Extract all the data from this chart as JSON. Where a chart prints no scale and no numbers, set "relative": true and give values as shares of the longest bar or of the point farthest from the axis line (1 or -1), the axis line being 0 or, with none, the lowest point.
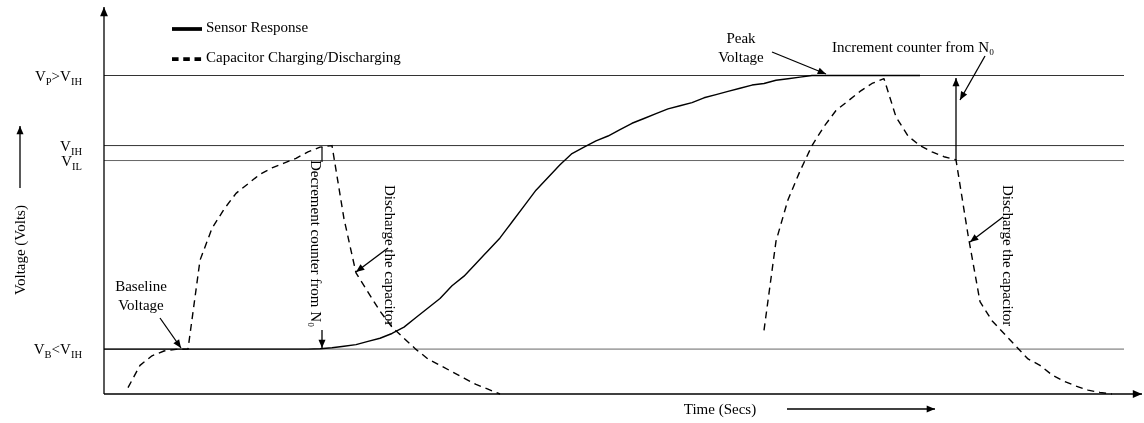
{
  "chart_data": {
    "type": "line",
    "relative": true,
    "xlabel": "Time (Secs)",
    "legend": "top left",
    "marker": "none",
    "categories": [
      null,
      null,
      null,
      null,
      null,
      null,
      null,
      null,
      null,
      null,
      null,
      null,
      null,
      null,
      null,
      null,
      null,
      null,
      null,
      null,
      null,
      null,
      null,
      null,
      null,
      null,
      null,
      null,
      null,
      null,
      null,
      null,
      null,
      null,
      null,
      null,
      null,
      null,
      null,
      null,
      null,
      null,
      null,
      null,
      null,
      null,
      null,
      null,
      null,
      null,
      null,
      null,
      null,
      null,
      null,
      null,
      null,
      null,
      null,
      null,
      null,
      null,
      null,
      null,
      null,
      null,
      null,
      null,
      null,
      null,
      null,
      null,
      null,
      null,
      null,
      null,
      null,
      null,
      null,
      null,
      null,
      null,
      null,
      null,
      null,
      null
    ],
    "series": [
      {
        "name": "Sensor Response",
        "color": "#000000",
        "line_style": "solid",
        "values": [
          0.141,
          0.141,
          0.141,
          0.141,
          0.141,
          0.141,
          0.141,
          0.141,
          0.141,
          0.141,
          0.141,
          0.141,
          0.141,
          0.141,
          0.141,
          0.141,
          0.141,
          0.141,
          0.142,
          0.145,
          0.15,
          0.155,
          0.165,
          0.175,
          0.19,
          0.21,
          0.24,
          0.27,
          0.3,
          0.34,
          0.37,
          0.41,
          0.45,
          0.49,
          0.54,
          0.59,
          0.64,
          0.68,
          0.72,
          0.755,
          0.775,
          0.795,
          0.81,
          0.83,
          0.85,
          0.865,
          0.88,
          0.895,
          0.905,
          0.915,
          0.93,
          0.94,
          0.95,
          0.96,
          0.97,
          0.975,
          0.985,
          0.99,
          0.995,
          1,
          1,
          1,
          1,
          1,
          1,
          1,
          1,
          1,
          1,
          null,
          null,
          null,
          null,
          null,
          null,
          null,
          null,
          null,
          null,
          null,
          null,
          null,
          null,
          null,
          null,
          null
        ]
      },
      {
        "name": "Capacitor Charging/Discharging",
        "color": "#000000",
        "line_style": "dashed",
        "values": [
          null,
          null,
          0.02,
          0.09,
          0.12,
          0.135,
          0.14,
          0.141,
          0.42,
          0.52,
          0.58,
          0.63,
          0.66,
          0.69,
          0.71,
          0.725,
          0.74,
          0.76,
          0.775,
          0.78,
          0.55,
          0.38,
          0.32,
          0.26,
          0.21,
          0.175,
          0.14,
          0.11,
          0.09,
          0.07,
          0.05,
          0.03,
          0.015,
          0,
          null,
          null,
          null,
          null,
          null,
          null,
          null,
          null,
          null,
          null,
          null,
          null,
          null,
          null,
          null,
          null,
          null,
          null,
          null,
          null,
          null,
          0.2,
          0.48,
          0.61,
          0.7,
          0.78,
          0.84,
          0.89,
          0.92,
          0.95,
          0.975,
          0.99,
          0.87,
          0.81,
          0.78,
          0.76,
          0.745,
          0.735,
          0.5,
          0.29,
          0.23,
          0.19,
          0.15,
          0.11,
          0.09,
          0.06,
          0.04,
          0.025,
          0.012,
          0.005,
          0,
          null
        ]
      }
    ],
    "ref_lines": [
      {
        "axis": "y",
        "value": 1,
        "label": "V$_{P}$>V$_{IH}$",
        "color": "#333333"
      },
      {
        "axis": "y",
        "value": 0.78,
        "label": "V$_{IH}$",
        "color": "#333333"
      },
      {
        "axis": "y",
        "value": 0.733,
        "label": "V$_{IL}$",
        "color": "#666666"
      },
      {
        "axis": "y",
        "value": 0.141,
        "label": "V$_{B}$<V$_{IH}$",
        "color": "#666666"
      }
    ],
    "annotations": [
      "Baseline Voltage",
      "Decrement counter from N₀",
      "Discharge the capacitor",
      "Peak Voltage",
      "Increment counter from N₀",
      "Discharge the capacitor",
      "Voltage (Volts)"
    ]
  }
}
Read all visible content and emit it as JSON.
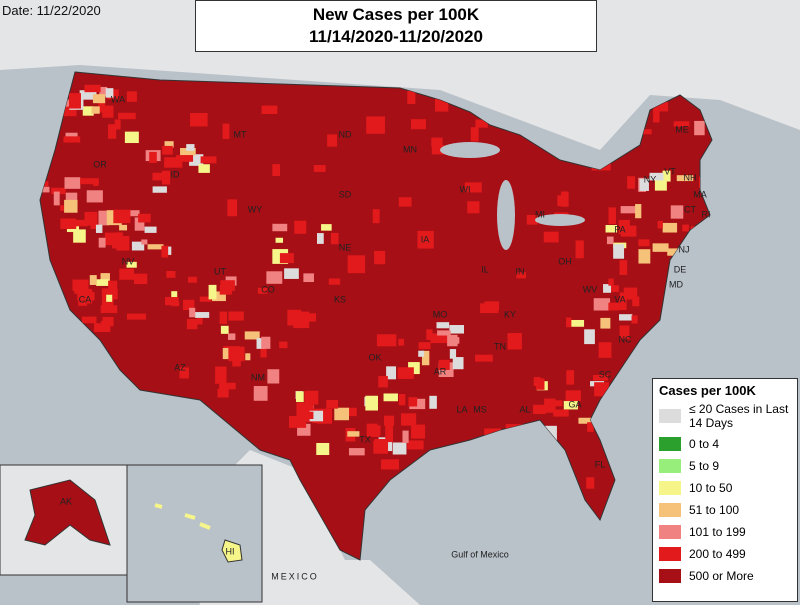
{
  "header": {
    "date": "Date: 11/22/2020",
    "title": "New Cases per 100K",
    "subtitle": "11/14/2020-11/20/2020"
  },
  "legend": {
    "title": "Cases per 100K",
    "items": [
      {
        "label": "≤ 20 Cases in Last 14 Days",
        "color": "#dcdcdc"
      },
      {
        "label": "0 to 4",
        "color": "#2ca02c"
      },
      {
        "label": "5 to 9",
        "color": "#98ee7a"
      },
      {
        "label": "10 to 50",
        "color": "#f6f58a"
      },
      {
        "label": "51 to 100",
        "color": "#f6c27a"
      },
      {
        "label": "101 to 199",
        "color": "#f08282"
      },
      {
        "label": "200 to 499",
        "color": "#e31a1c"
      },
      {
        "label": "500 or More",
        "color": "#a50f15"
      }
    ]
  },
  "map": {
    "states": [
      "WA",
      "OR",
      "CA",
      "NV",
      "ID",
      "MT",
      "WY",
      "UT",
      "AZ",
      "CO",
      "NM",
      "ND",
      "SD",
      "NE",
      "KS",
      "OK",
      "TX",
      "MN",
      "IA",
      "MO",
      "AR",
      "LA",
      "WI",
      "IL",
      "MS",
      "AL",
      "TN",
      "KY",
      "IN",
      "MI",
      "OH",
      "GA",
      "FL",
      "SC",
      "NC",
      "VA",
      "WV",
      "PA",
      "NY",
      "ME",
      "NH",
      "VT",
      "MA",
      "CT",
      "RI",
      "NJ",
      "DE",
      "MD",
      "AK",
      "HI"
    ],
    "places": [
      "MEXICO",
      "Gulf of Mexico"
    ]
  }
}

GOAL – Could you reproduce every record above exactly, leaving out the pictures?

RESPONSE FOR THIS EXERCISE –
Extract all the data from this chart as JSON. Where a chart prints no scale and no numbers, set "relative": true and give values as shares of the longest bar or of the point farthest from the axis line (1 or -1), the axis line being 0 or, with none, the lowest point.
{
  "chart_data": {
    "type": "line",
    "relative": true,
    "xlabel": "Time (Secs)",
    "legend": "top left",
    "marker": "none",
    "categories": [
      null,
      null,
      null,
      null,
      null,
      null,
      null,
      null,
      null,
      null,
      null,
      null,
      null,
      null,
      null,
      null,
      null,
      null,
      null,
      null,
      null,
      null,
      null,
      null,
      null,
      null,
      null,
      null,
      null,
      null,
      null,
      null,
      null,
      null,
      null,
      null,
      null,
      null,
      null,
      null,
      null,
      null,
      null,
      null,
      null,
      null,
      null,
      null,
      null,
      null,
      null,
      null,
      null,
      null,
      null,
      null,
      null,
      null,
      null,
      null,
      null,
      null,
      null,
      null,
      null,
      null,
      null,
      null,
      null,
      null,
      null,
      null,
      null,
      null,
      null,
      null,
      null,
      null,
      null,
      null,
      null,
      null,
      null,
      null,
      null,
      null
    ],
    "series": [
      {
        "name": "Sensor Response",
        "color": "#000000",
        "line_style": "solid",
        "values": [
          0.141,
          0.141,
          0.141,
          0.141,
          0.141,
          0.141,
          0.141,
          0.141,
          0.141,
          0.141,
          0.141,
          0.141,
          0.141,
          0.141,
          0.141,
          0.141,
          0.141,
          0.141,
          0.142,
          0.145,
          0.15,
          0.155,
          0.165,
          0.175,
          0.19,
          0.21,
          0.24,
          0.27,
          0.3,
          0.34,
          0.37,
          0.41,
          0.45,
          0.49,
          0.54,
          0.59,
          0.64,
          0.68,
          0.72,
          0.755,
          0.775,
          0.795,
          0.81,
          0.83,
          0.85,
          0.865,
          0.88,
          0.895,
          0.905,
          0.915,
          0.93,
          0.94,
          0.95,
          0.96,
          0.97,
          0.975,
          0.985,
          0.99,
          0.995,
          1,
          1,
          1,
          1,
          1,
          1,
          1,
          1,
          1,
          1,
          null,
          null,
          null,
          null,
          null,
          null,
          null,
          null,
          null,
          null,
          null,
          null,
          null,
          null,
          null,
          null,
          null
        ]
      },
      {
        "name": "Capacitor Charging/Discharging",
        "color": "#000000",
        "line_style": "dashed",
        "values": [
          null,
          null,
          0.02,
          0.09,
          0.12,
          0.135,
          0.14,
          0.141,
          0.42,
          0.52,
          0.58,
          0.63,
          0.66,
          0.69,
          0.71,
          0.725,
          0.74,
          0.76,
          0.775,
          0.78,
          0.55,
          0.38,
          0.32,
          0.26,
          0.21,
          0.175,
          0.14,
          0.11,
          0.09,
          0.07,
          0.05,
          0.03,
          0.015,
          0,
          null,
          null,
          null,
          null,
          null,
          null,
          null,
          null,
          null,
          null,
          null,
          null,
          null,
          null,
          null,
          null,
          null,
          null,
          null,
          null,
          null,
          0.2,
          0.48,
          0.61,
          0.7,
          0.78,
          0.84,
          0.89,
          0.92,
          0.95,
          0.975,
          0.99,
          0.87,
          0.81,
          0.78,
          0.76,
          0.745,
          0.735,
          0.5,
          0.29,
          0.23,
          0.19,
          0.15,
          0.11,
          0.09,
          0.06,
          0.04,
          0.025,
          0.012,
          0.005,
          0,
          null
        ]
      }
    ],
    "ref_lines": [
      {
        "axis": "y",
        "value": 1,
        "label": "V$_{P}$>V$_{IH}$",
        "color": "#333333"
      },
      {
        "axis": "y",
        "value": 0.78,
        "label": "V$_{IH}$",
        "color": "#333333"
      },
      {
        "axis": "y",
        "value": 0.733,
        "label": "V$_{IL}$",
        "color": "#666666"
      },
      {
        "axis": "y",
        "value": 0.141,
        "label": "V$_{B}$<V$_{IH}$",
        "color": "#666666"
      }
    ],
    "annotations": [
      "Baseline Voltage",
      "Decrement counter from N₀",
      "Discharge the capacitor",
      "Peak Voltage",
      "Increment counter from N₀",
      "Discharge the capacitor",
      "Voltage (Volts)"
    ]
  }
}
Read all visible content and emit it as JSON.
{
  "header": {
    "date": "Date: 11/22/2020",
    "title": "New Cases per 100K",
    "subtitle": "11/14/2020-11/20/2020"
  },
  "legend": {
    "title": "Cases per 100K",
    "items": [
      {
        "label": "≤ 20 Cases in Last 14 Days",
        "color": "#dcdcdc"
      },
      {
        "label": "0 to 4",
        "color": "#2ca02c"
      },
      {
        "label": "5 to 9",
        "color": "#98ee7a"
      },
      {
        "label": "10 to 50",
        "color": "#f6f58a"
      },
      {
        "label": "51 to 100",
        "color": "#f6c27a"
      },
      {
        "label": "101 to 199",
        "color": "#f08282"
      },
      {
        "label": "200 to 499",
        "color": "#e31a1c"
      },
      {
        "label": "500 or More",
        "color": "#a50f15"
      }
    ]
  },
  "map": {
    "states": [
      "WA",
      "OR",
      "CA",
      "NV",
      "ID",
      "MT",
      "WY",
      "UT",
      "AZ",
      "CO",
      "NM",
      "ND",
      "SD",
      "NE",
      "KS",
      "OK",
      "TX",
      "MN",
      "IA",
      "MO",
      "AR",
      "LA",
      "WI",
      "IL",
      "MS",
      "AL",
      "TN",
      "KY",
      "IN",
      "MI",
      "OH",
      "GA",
      "FL",
      "SC",
      "NC",
      "VA",
      "WV",
      "PA",
      "NY",
      "ME",
      "NH",
      "VT",
      "MA",
      "CT",
      "RI",
      "NJ",
      "DE",
      "MD",
      "AK",
      "HI"
    ],
    "places": [
      "MEXICO",
      "Gulf of Mexico"
    ]
  }
}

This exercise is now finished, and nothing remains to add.